** START OF ITEMS **
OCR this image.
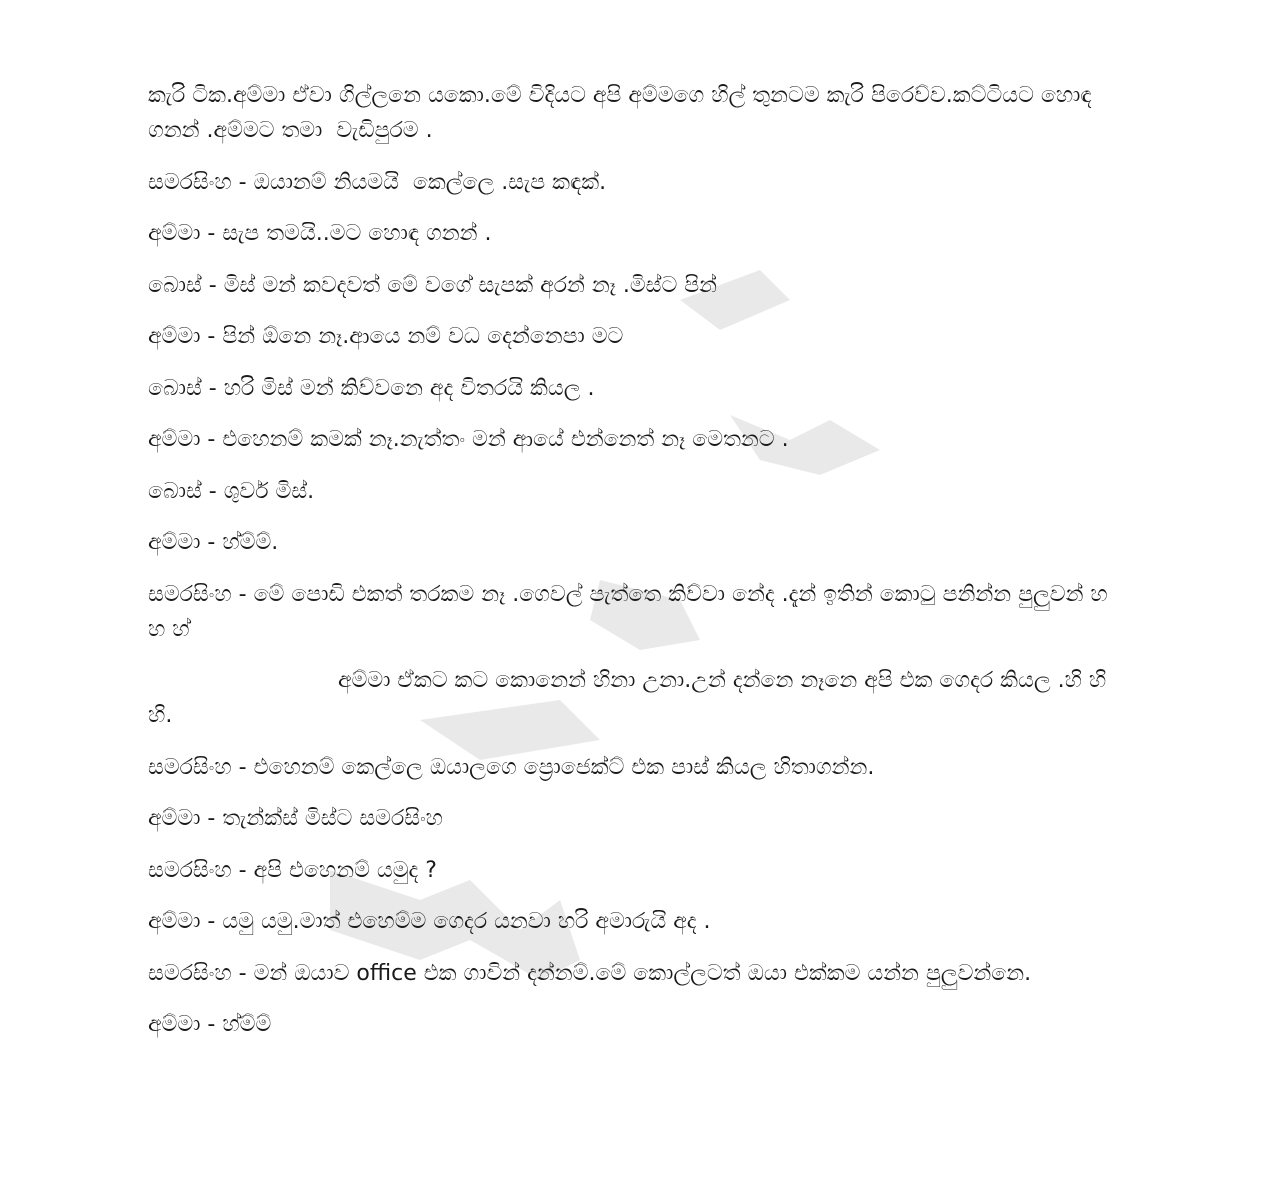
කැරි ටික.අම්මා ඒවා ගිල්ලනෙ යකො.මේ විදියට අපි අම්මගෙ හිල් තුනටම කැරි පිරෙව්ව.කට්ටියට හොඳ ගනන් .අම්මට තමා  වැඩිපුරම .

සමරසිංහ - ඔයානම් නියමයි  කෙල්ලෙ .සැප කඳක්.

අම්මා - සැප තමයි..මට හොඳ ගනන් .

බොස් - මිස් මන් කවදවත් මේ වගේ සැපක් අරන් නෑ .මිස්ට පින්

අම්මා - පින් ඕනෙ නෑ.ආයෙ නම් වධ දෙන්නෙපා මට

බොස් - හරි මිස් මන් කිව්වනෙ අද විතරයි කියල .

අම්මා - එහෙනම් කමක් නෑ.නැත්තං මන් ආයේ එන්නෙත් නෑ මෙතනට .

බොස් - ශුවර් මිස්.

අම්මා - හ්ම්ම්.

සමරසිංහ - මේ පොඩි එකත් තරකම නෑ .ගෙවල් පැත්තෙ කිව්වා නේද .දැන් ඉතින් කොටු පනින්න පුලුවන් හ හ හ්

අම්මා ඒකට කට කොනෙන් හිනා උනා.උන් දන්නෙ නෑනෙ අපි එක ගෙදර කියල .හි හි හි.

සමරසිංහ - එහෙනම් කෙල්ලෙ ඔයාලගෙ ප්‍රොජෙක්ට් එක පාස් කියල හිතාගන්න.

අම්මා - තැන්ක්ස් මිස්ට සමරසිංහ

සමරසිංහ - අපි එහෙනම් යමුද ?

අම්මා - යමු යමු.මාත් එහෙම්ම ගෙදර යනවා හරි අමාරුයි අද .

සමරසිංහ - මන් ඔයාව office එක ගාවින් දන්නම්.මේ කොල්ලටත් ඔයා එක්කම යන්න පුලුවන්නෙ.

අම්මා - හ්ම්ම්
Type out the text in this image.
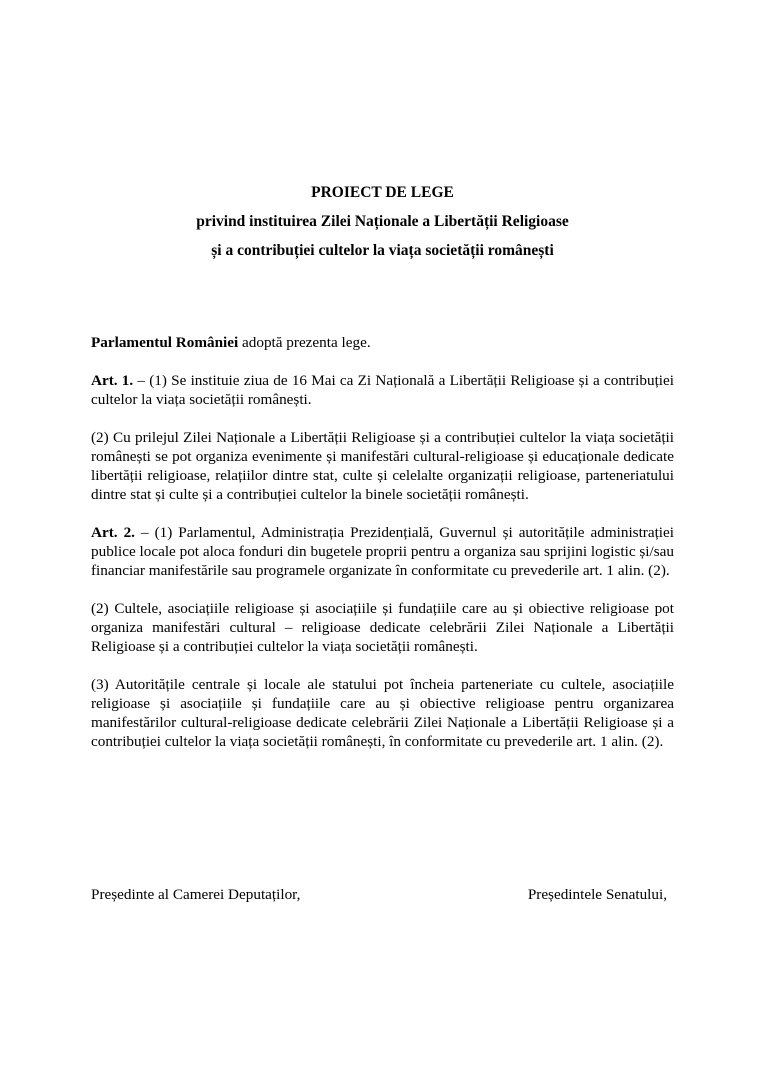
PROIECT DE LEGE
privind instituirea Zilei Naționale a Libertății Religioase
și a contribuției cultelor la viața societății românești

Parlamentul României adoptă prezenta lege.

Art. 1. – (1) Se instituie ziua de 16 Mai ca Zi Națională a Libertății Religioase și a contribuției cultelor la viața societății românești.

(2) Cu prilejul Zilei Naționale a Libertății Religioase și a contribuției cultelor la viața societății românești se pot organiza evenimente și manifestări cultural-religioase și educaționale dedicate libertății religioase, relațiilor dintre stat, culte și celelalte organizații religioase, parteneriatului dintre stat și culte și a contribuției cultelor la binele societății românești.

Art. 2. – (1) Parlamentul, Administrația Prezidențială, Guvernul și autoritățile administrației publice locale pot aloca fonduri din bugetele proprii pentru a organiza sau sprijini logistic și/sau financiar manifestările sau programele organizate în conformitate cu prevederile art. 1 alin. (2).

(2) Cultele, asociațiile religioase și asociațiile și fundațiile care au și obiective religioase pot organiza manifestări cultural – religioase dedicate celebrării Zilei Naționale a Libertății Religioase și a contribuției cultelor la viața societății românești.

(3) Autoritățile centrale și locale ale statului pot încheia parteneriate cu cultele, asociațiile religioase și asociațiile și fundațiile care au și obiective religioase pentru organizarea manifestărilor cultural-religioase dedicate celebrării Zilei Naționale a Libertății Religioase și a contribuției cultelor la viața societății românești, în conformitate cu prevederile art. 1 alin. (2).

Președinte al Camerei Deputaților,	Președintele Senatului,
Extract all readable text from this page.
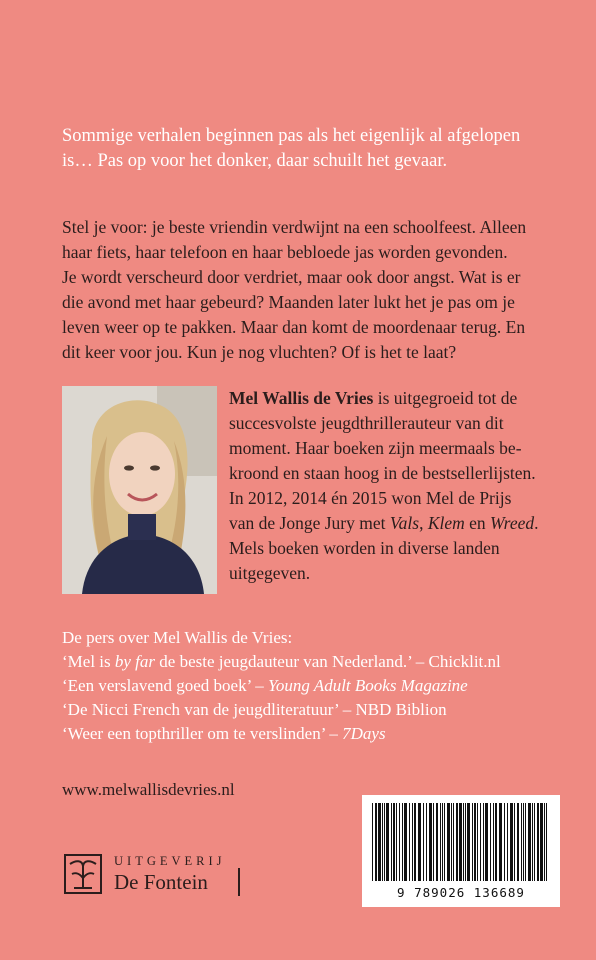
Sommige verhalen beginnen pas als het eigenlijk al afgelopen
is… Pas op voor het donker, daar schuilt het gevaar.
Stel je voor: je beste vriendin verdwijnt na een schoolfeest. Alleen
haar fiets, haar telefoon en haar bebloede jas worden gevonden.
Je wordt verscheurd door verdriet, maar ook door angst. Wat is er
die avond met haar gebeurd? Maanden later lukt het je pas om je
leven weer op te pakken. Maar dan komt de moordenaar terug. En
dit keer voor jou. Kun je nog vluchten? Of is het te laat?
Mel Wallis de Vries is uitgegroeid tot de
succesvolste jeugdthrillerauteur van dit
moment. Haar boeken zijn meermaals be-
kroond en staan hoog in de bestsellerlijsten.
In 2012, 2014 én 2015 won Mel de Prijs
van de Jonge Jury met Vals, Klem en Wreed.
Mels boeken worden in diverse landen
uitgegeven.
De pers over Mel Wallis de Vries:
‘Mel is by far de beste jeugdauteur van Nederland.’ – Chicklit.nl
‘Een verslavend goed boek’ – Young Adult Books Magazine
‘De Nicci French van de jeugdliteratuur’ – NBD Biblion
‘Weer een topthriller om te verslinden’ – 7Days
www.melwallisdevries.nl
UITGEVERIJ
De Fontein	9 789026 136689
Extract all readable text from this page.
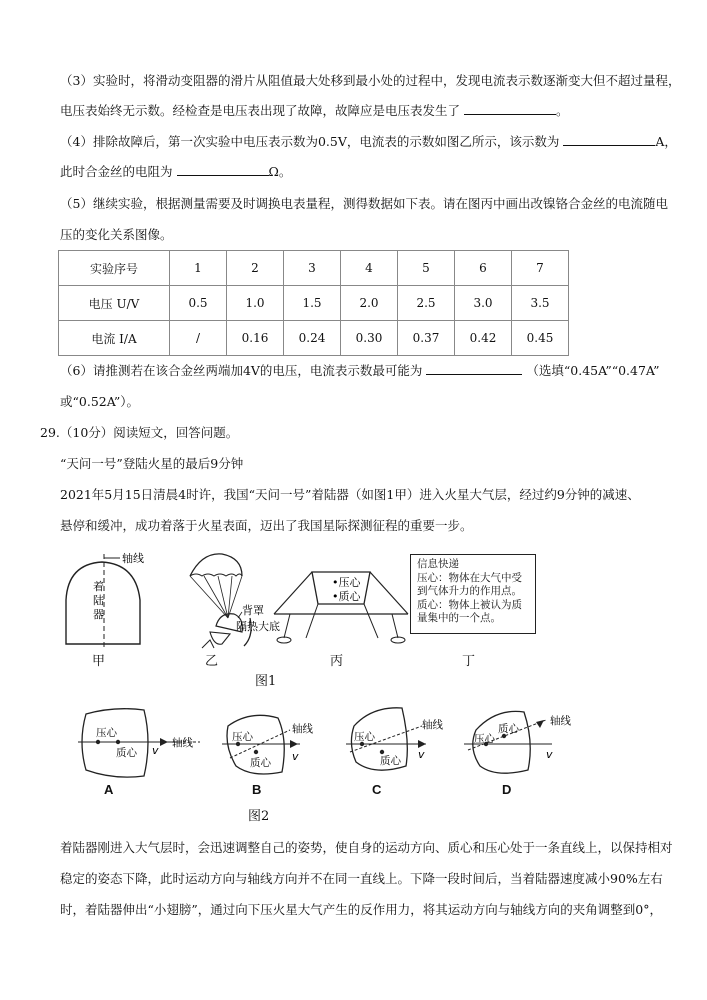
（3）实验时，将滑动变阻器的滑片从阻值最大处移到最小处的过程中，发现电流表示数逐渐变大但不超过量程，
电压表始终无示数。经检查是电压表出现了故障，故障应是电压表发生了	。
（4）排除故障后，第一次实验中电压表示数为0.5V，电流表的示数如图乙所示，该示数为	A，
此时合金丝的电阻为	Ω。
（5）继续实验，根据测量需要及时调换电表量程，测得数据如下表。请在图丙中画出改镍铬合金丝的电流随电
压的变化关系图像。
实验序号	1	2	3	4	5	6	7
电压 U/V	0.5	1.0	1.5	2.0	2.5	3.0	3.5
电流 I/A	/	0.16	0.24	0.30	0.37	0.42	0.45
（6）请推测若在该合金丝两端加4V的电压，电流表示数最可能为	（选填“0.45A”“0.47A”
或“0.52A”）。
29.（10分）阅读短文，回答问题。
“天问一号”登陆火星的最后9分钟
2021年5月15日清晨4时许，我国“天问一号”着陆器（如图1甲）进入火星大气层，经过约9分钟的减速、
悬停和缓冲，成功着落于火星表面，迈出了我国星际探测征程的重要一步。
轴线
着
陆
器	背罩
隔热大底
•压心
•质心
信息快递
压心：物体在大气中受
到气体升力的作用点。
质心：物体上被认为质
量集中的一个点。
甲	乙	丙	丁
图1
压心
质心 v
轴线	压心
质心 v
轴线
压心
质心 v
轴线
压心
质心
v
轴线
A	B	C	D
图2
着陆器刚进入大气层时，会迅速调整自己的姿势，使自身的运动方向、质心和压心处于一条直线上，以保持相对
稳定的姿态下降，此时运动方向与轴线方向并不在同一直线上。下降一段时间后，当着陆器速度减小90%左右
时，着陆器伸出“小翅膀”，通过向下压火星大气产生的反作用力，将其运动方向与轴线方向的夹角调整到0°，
** END OF ITEMS **
SET PROBLEM: Repeat all the data as it stands, dropping any images it holds.

TASK SOLUTION:
OCR this image.
කැරි ටික.අම්මා ඒවා ගිල්ලනෙ යකො.මේ විදියට අපි අම්මගෙ හිල් තුනටම කැරි පිරෙව්ව.කට්ටියට හොඳ ගනන් .අම්මට තමා  වැඩිපුරම .

සමරසිංහ - ඔයානම් නියමයි  කෙල්ලෙ .සැප කඳක්.

අම්මා - සැප තමයි..මට හොඳ ගනන් .

බොස් - මිස් මන් කවදවත් මේ වගේ සැපක් අරන් නෑ .මිස්ට පින්

අම්මා - පින් ඕනෙ නෑ.ආයෙ නම් වධ දෙන්නෙපා මට

බොස් - හරි මිස් මන් කිව්වනෙ අද විතරයි කියල .

අම්මා - එහෙනම් කමක් නෑ.නැත්තං මන් ආයේ එන්නෙත් නෑ මෙතනට .

බොස් - ශුවර් මිස්.

අම්මා - හ්ම්ම්.

සමරසිංහ - මේ පොඩි එකත් තරකම නෑ .ගෙවල් පැත්තෙ කිව්වා නේද .දැන් ඉතින් කොටු පනින්න පුලුවන් හ හ හ්

අම්මා ඒකට කට කොනෙන් හිනා උනා.උන් දන්නෙ නෑනෙ අපි එක ගෙදර කියල .හි හි හි.

සමරසිංහ - එහෙනම් කෙල්ලෙ ඔයාලගෙ ප්‍රොජෙක්ට් එක පාස් කියල හිතාගන්න.

අම්මා - තැන්ක්ස් මිස්ට සමරසිංහ

සමරසිංහ - අපි එහෙනම් යමුද ?

අම්මා - යමු යමු.මාත් එහෙම්ම ගෙදර යනවා හරි අමාරුයි අද .

සමරසිංහ - මන් ඔයාව office එක ගාවින් දන්නම්.මේ කොල්ලටත් ඔයා එක්කම යන්න පුලුවන්නෙ.

අම්මා - හ්ම්ම්
Type out the text in this image.
PROIECT DE LEGE
privind instituirea Zilei Naționale a Libertății Religioase
și a contribuției cultelor la viața societății românești

Parlamentul României adoptă prezenta lege.

Art. 1. – (1) Se instituie ziua de 16 Mai ca Zi Națională a Libertății Religioase și a contribuției cultelor la viața societății românești.

(2) Cu prilejul Zilei Naționale a Libertății Religioase și a contribuției cultelor la viața societății românești se pot organiza evenimente și manifestări cultural-religioase și educaționale dedicate libertății religioase, relațiilor dintre stat, culte și celelalte organizații religioase, parteneriatului dintre stat și culte și a contribuției cultelor la binele societății românești.

Art. 2. – (1) Parlamentul, Administrația Prezidențială, Guvernul și autoritățile administrației publice locale pot aloca fonduri din bugetele proprii pentru a organiza sau sprijini logistic și/sau financiar manifestările sau programele organizate în conformitate cu prevederile art. 1 alin. (2).

(2) Cultele, asociațiile religioase și asociațiile și fundațiile care au și obiective religioase pot organiza manifestări cultural – religioase dedicate celebrării Zilei Naționale a Libertății Religioase și a contribuției cultelor la viața societății românești.

(3) Autoritățile centrale și locale ale statului pot încheia parteneriate cu cultele, asociațiile religioase și asociațiile și fundațiile care au și obiective religioase pentru organizarea manifestărilor cultural-religioase dedicate celebrării Zilei Naționale a Libertății Religioase și a contribuției cultelor la viața societății românești, în conformitate cu prevederile art. 1 alin. (2).

Președinte al Camerei Deputaților,	Președintele Senatului,
Extract all readable text from this page.
Sommige verhalen beginnen pas als het eigenlijk al afgelopen
is… Pas op voor het donker, daar schuilt het gevaar.
Stel je voor: je beste vriendin verdwijnt na een schoolfeest. Alleen
haar fiets, haar telefoon en haar bebloede jas worden gevonden.
Je wordt verscheurd door verdriet, maar ook door angst. Wat is er
die avond met haar gebeurd? Maanden later lukt het je pas om je
leven weer op te pakken. Maar dan komt de moordenaar terug. En
dit keer voor jou. Kun je nog vluchten? Of is het te laat?
Mel Wallis de Vries is uitgegroeid tot de
succesvolste jeugdthrillerauteur van dit
moment. Haar boeken zijn meermaals be-
kroond en staan hoog in de bestsellerlijsten.
In 2012, 2014 én 2015 won Mel de Prijs
van de Jonge Jury met Vals, Klem en Wreed.
Mels boeken worden in diverse landen
uitgegeven.
De pers over Mel Wallis de Vries:
‘Mel is by far de beste jeugdauteur van Nederland.’ – Chicklit.nl
‘Een verslavend goed boek’ – Young Adult Books Magazine
‘De Nicci French van de jeugdliteratuur’ – NBD Biblion
‘Weer een topthriller om te verslinden’ – 7Days
www.melwallisdevries.nl
UITGEVERIJ
De Fontein	9 789026 136689
Extract all readable text from this page.
（3）实验时，将滑动变阻器的滑片从阻值最大处移到最小处的过程中，发现电流表示数逐渐变大但不超过量程，
电压表始终无示数。经检查是电压表出现了故障，故障应是电压表发生了	。
（4）排除故障后，第一次实验中电压表示数为0.5V，电流表的示数如图乙所示，该示数为	A，
此时合金丝的电阻为	Ω。
（5）继续实验，根据测量需要及时调换电表量程，测得数据如下表。请在图丙中画出改镍铬合金丝的电流随电
压的变化关系图像。
实验序号	1	2	3	4	5	6	7
电压 U/V	0.5	1.0	1.5	2.0	2.5	3.0	3.5
电流 I/A	/	0.16	0.24	0.30	0.37	0.42	0.45
（6）请推测若在该合金丝两端加4V的电压，电流表示数最可能为	（选填“0.45A”“0.47A”
或“0.52A”）。
29.（10分）阅读短文，回答问题。
“天问一号”登陆火星的最后9分钟
2021年5月15日清晨4时许，我国“天问一号”着陆器（如图1甲）进入火星大气层，经过约9分钟的减速、
悬停和缓冲，成功着落于火星表面，迈出了我国星际探测征程的重要一步。
轴线
着
陆
器	背罩
隔热大底
•压心
•质心
信息快递
压心：物体在大气中受
到气体升力的作用点。
质心：物体上被认为质
量集中的一个点。
甲	乙	丙	丁
图1
压心
质心 v
轴线	压心
质心 v
轴线
压心
质心 v
轴线
压心
质心
v
轴线
A	B	C	D
图2
着陆器刚进入大气层时，会迅速调整自己的姿势，使自身的运动方向、质心和压心处于一条直线上，以保持相对
稳定的姿态下降，此时运动方向与轴线方向并不在同一直线上。下降一段时间后，当着陆器速度减小90%左右
时，着陆器伸出“小翅膀”，通过向下压火星大气产生的反作用力，将其运动方向与轴线方向的夹角调整到0°，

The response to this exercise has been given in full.